= SOURCE DATA =
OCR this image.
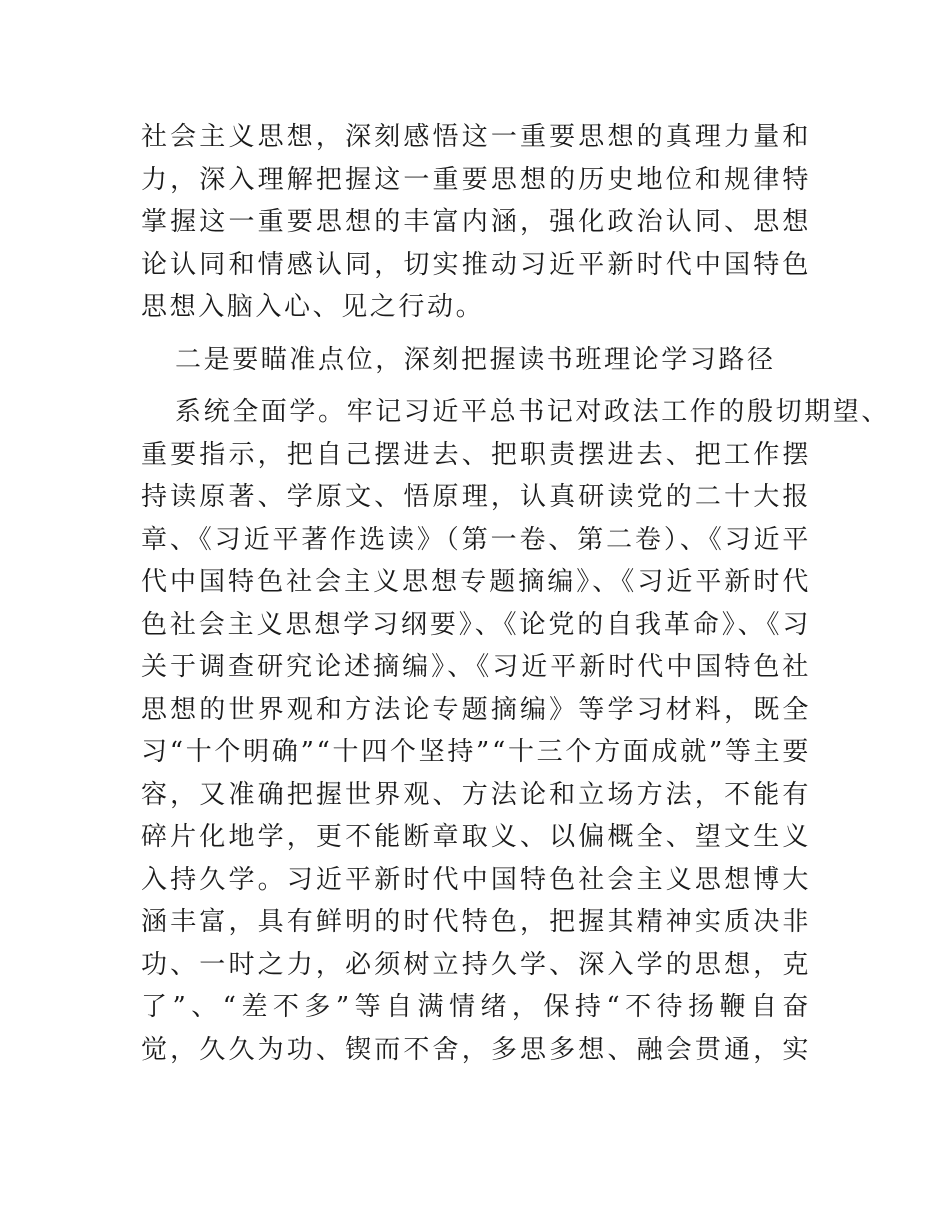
社会主义思想，深刻感悟这一重要思想的真理力量和
力，深入理解把握这一重要思想的历史地位和规律特
掌握这一重要思想的丰富内涵，强化政治认同、思想
论认同和情感认同，切实推动习近平新时代中国特色
思想入脑入心、见之行动。
二是要瞄准点位，深刻把握读书班理论学习路径
系统全面学。牢记习近平总书记对政法工作的殷切期望、
重要指示，把自己摆进去、把职责摆进去、把工作摆
持读原著、学原文、悟原理，认真研读党的二十大报
章、《习近平著作选读》（第一卷、第二卷）、《习近平
代中国特色社会主义思想专题摘编》、《习近平新时代
色社会主义思想学习纲要》、《论党的自我革命》、《习
关于调查研究论述摘编》、《习近平新时代中国特色社
思想的世界观和方法论专题摘编》等学习材料，既全
习“十个明确”“十四个坚持”“十三个方面成就”等主要
容，又准确把握世界观、方法论和立场方法，不能有
碎片化地学，更不能断章取义、以偏概全、望文生义
入持久学。习近平新时代中国特色社会主义思想博大
涵丰富，具有鲜明的时代特色，把握其精神实质决非
功、一时之力，必须树立持久学、深入学的思想，克
了”、“差不多”等自满情绪，保持“不待扬鞭自奋
觉，久久为功、锲而不舍，多思多想、融会贯通，实
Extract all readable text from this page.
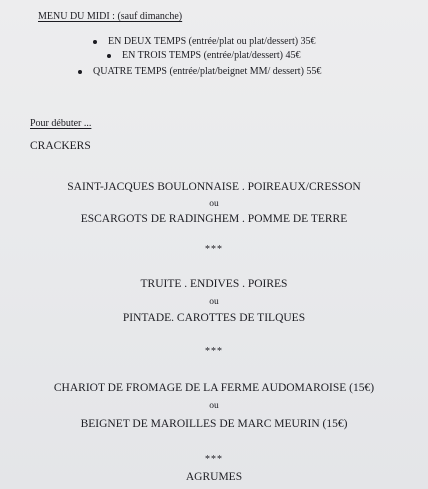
MENU DU MIDI : (sauf dimanche)
EN DEUX TEMPS (entrée/plat ou plat/dessert) 35€
EN TROIS TEMPS (entrée/plat/dessert) 45€
QUATRE TEMPS (entrée/plat/beignet MM/ dessert) 55€
Pour débuter ...
CRACKERS
SAINT-JACQUES BOULONNAISE . POIREAUX/CRESSON
ou
ESCARGOTS DE RADINGHEM . POMME DE TERRE
***
TRUITE . ENDIVES . POIRES
ou
PINTADE. CAROTTES DE TILQUES
***
CHARIOT DE FROMAGE DE LA FERME AUDOMAROISE (15€)
ou
BEIGNET DE MAROILLES DE MARC MEURIN (15€)
***
AGRUMES
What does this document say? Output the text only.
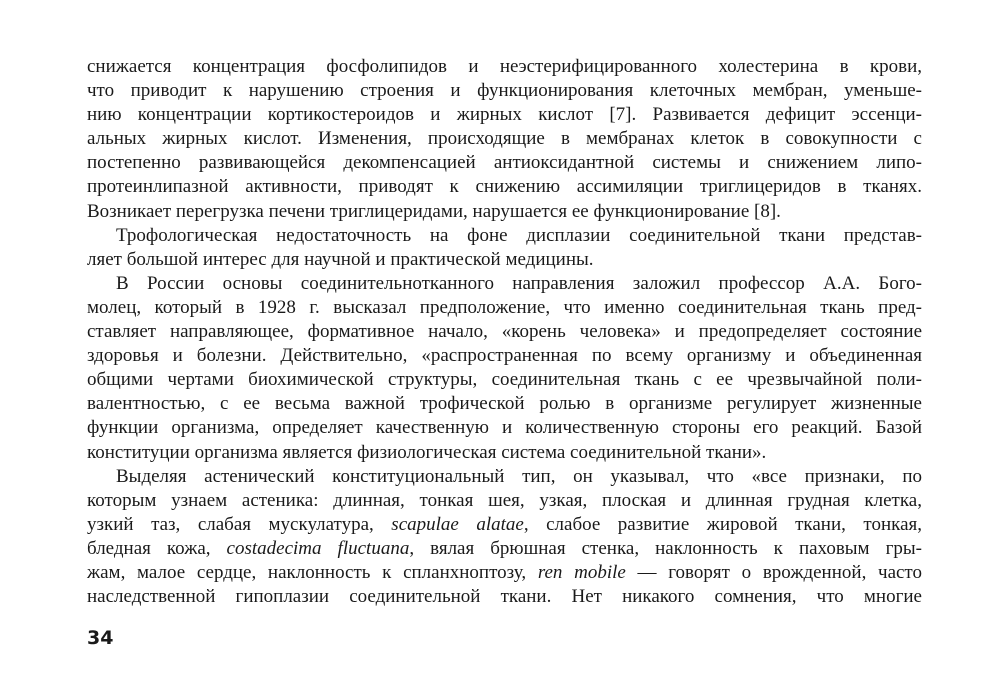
снижается концентрация фосфолипидов и неэстерифицированного холестерина в крови,
что приводит к нарушению строения и функционирования клеточных мембран, уменьше-
нию концентрации кортикостероидов и жирных кислот [7]. Развивается дефицит эссенци-
альных жирных кислот. Изменения, происходящие в мембранах клеток в совокупности с
постепенно развивающейся декомпенсацией антиоксидантной системы и снижением липо-
протеинлипазной активности, приводят к снижению ассимиляции триглицеридов в тканях.
Возникает перегрузка печени триглицеридами, нарушается ее функционирование [8].
Трофологическая недостаточность на фоне дисплазии соединительной ткани представ-
ляет большой интерес для научной и практической медицины.
В России основы соединительнотканного направления заложил профессор А.А. Бого-
молец, который в 1928 г. высказал предположение, что именно соединительная ткань пред-
ставляет направляющее, формативное начало, «корень человека» и предопределяет состояние
здоровья и болезни. Действительно, «распространенная по всему организму и объединенная
общими чертами биохимической структуры, соединительная ткань с ее чрезвычайной поли-
валентностью, с ее весьма важной трофической ролью в организме регулирует жизненные
функции организма, определяет качественную и количественную стороны его реакций. Базой
конституции организма является физиологическая система соединительной ткани».
Выделяя астенический конституциональный тип, он указывал, что «все признаки, по
которым узнаем астеника: длинная, тонкая шея, узкая, плоская и длинная грудная клетка,
узкий таз, слабая мускулатура, scapulae alatae, слабое развитие жировой ткани, тонкая,
бледная кожа, costadecima fluctuana, вялая брюшная стенка, наклонность к паховым гры-
жам, малое сердце, наклонность к спланхноптозу, ren mobile — говорят о врожденной, часто
наследственной гипоплазии соединительной ткани. Нет никакого сомнения, что многие
34
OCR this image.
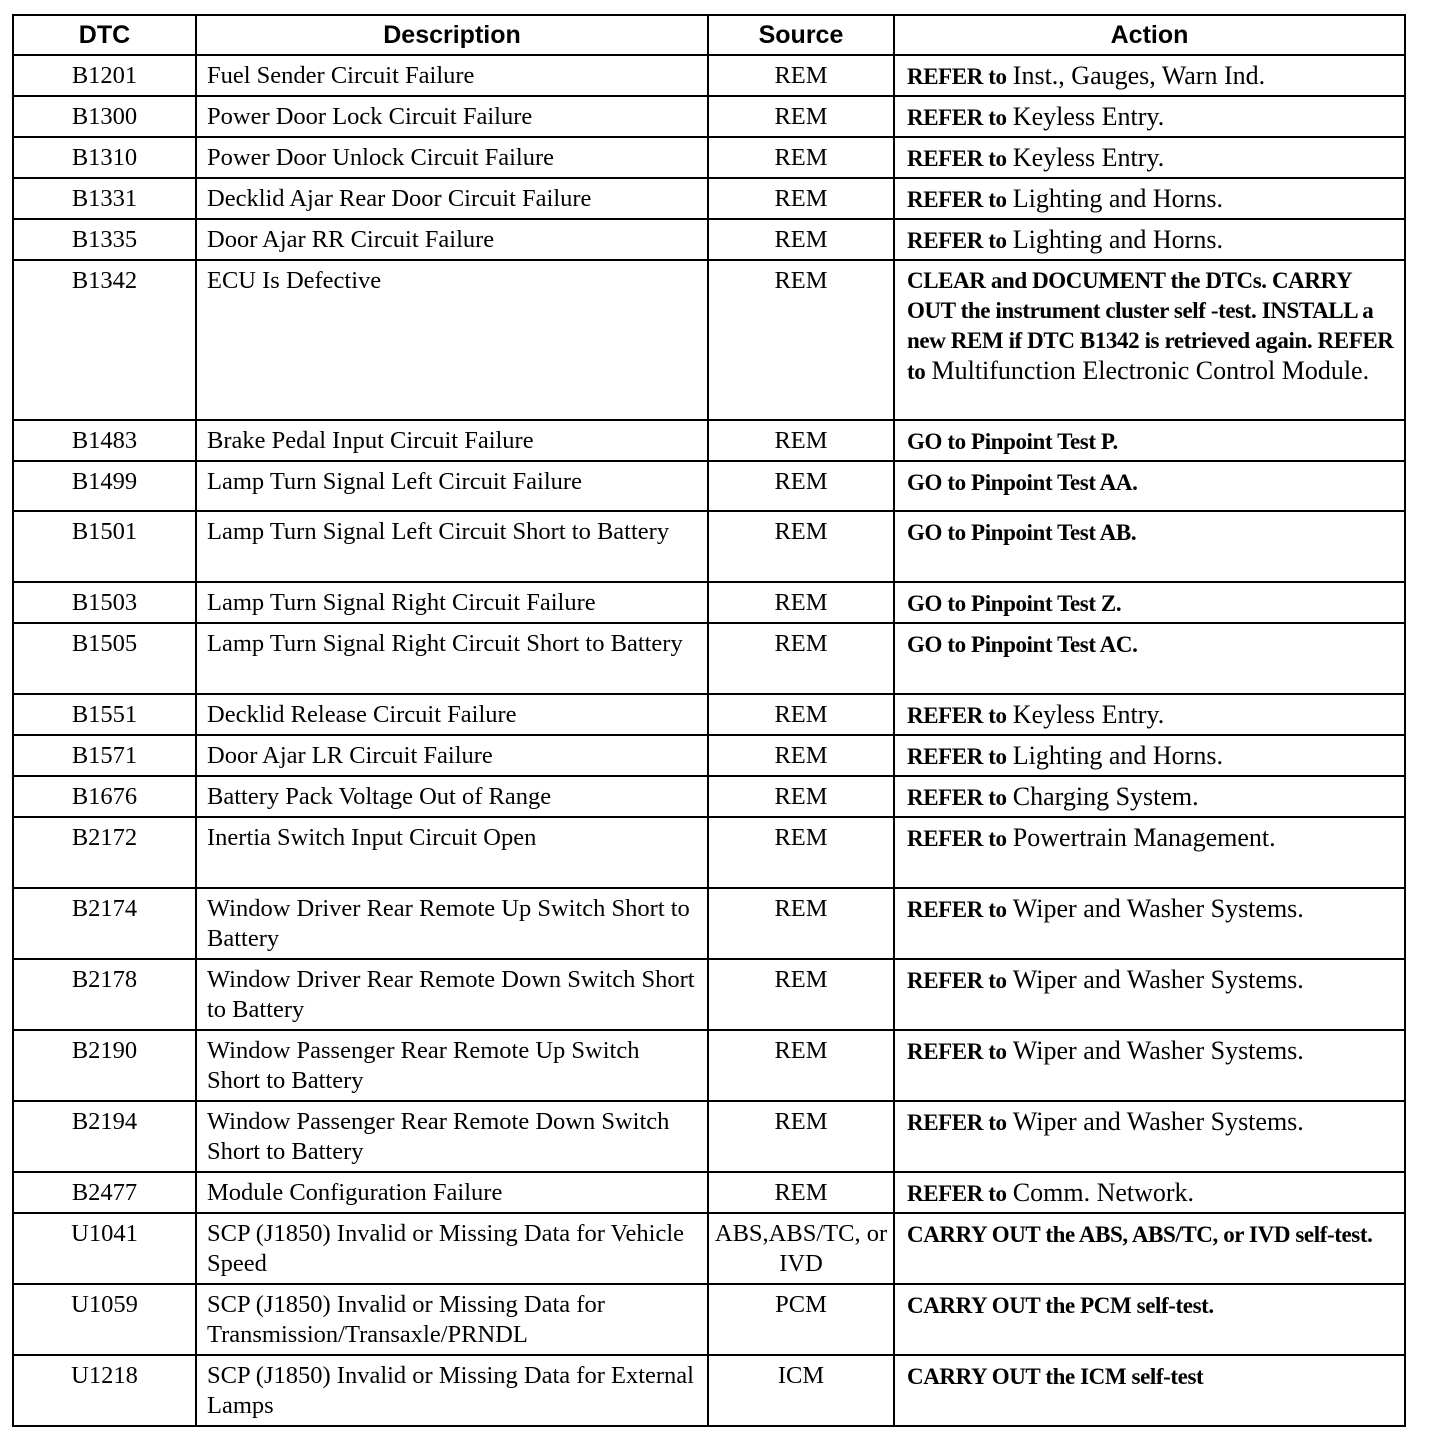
DTC	Description	Source	Action
B1201	Fuel Sender Circuit Failure	REM	REFER to Inst., Gauges, Warn Ind.
B1300	Power Door Lock Circuit Failure	REM	REFER to Keyless Entry.
B1310	Power Door Unlock Circuit Failure	REM	REFER to Keyless Entry.
B1331	Decklid Ajar Rear Door Circuit Failure	REM	REFER to Lighting and Horns.
B1335	Door Ajar RR Circuit Failure	REM	REFER to Lighting and Horns.
B1342	ECU Is Defective	REM	CLEAR and DOCUMENT the DTCs. CARRY OUT the instrument cluster self -test. INSTALL a new REM if DTC B1342 is retrieved again. REFER to Multifunction Electronic Control Module.
B1483	Brake Pedal Input Circuit Failure	REM	GO to Pinpoint Test P.
B1499	Lamp Turn Signal Left Circuit Failure	REM	GO to Pinpoint Test AA.
B1501	Lamp Turn Signal Left Circuit Short to Battery	REM	GO to Pinpoint Test AB.
B1503	Lamp Turn Signal Right Circuit Failure	REM	GO to Pinpoint Test Z.
B1505	Lamp Turn Signal Right Circuit Short to Battery	REM	GO to Pinpoint Test AC.
B1551	Decklid Release Circuit Failure	REM	REFER to Keyless Entry.
B1571	Door Ajar LR Circuit Failure	REM	REFER to Lighting and Horns.
B1676	Battery Pack Voltage Out of Range	REM	REFER to Charging System.
B2172	Inertia Switch Input Circuit Open	REM	REFER to Powertrain Management.
B2174	Window Driver Rear Remote Up Switch Short to Battery	REM	REFER to Wiper and Washer Systems.
B2178	Window Driver Rear Remote Down Switch Short to Battery	REM	REFER to Wiper and Washer Systems.
B2190	Window Passenger Rear Remote Up Switch Short to Battery	REM	REFER to Wiper and Washer Systems.
B2194	Window Passenger Rear Remote Down Switch Short to Battery	REM	REFER to Wiper and Washer Systems.
B2477	Module Configuration Failure	REM	REFER to Comm. Network.
U1041	SCP (J1850) Invalid or Missing Data for Vehicle Speed	ABS,ABS/TC, or IVD	CARRY OUT the ABS, ABS/TC, or IVD self-test.
U1059	SCP (J1850) Invalid or Missing Data for Transmission/Transaxle/PRNDL	PCM	CARRY OUT the PCM self-test.
U1218	SCP (J1850) Invalid or Missing Data for External Lamps	ICM	CARRY OUT the ICM self-test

= EXERCISE =
Copy every line of the listing where the word "plat" appears.

= WORKED SOLUTION =
EN DEUX TEMPS (entrée/plat ou plat/dessert) 35€
EN TROIS TEMPS (entrée/plat/dessert) 45€
QUATRE TEMPS (entrée/plat/beignet MM/ dessert) 55€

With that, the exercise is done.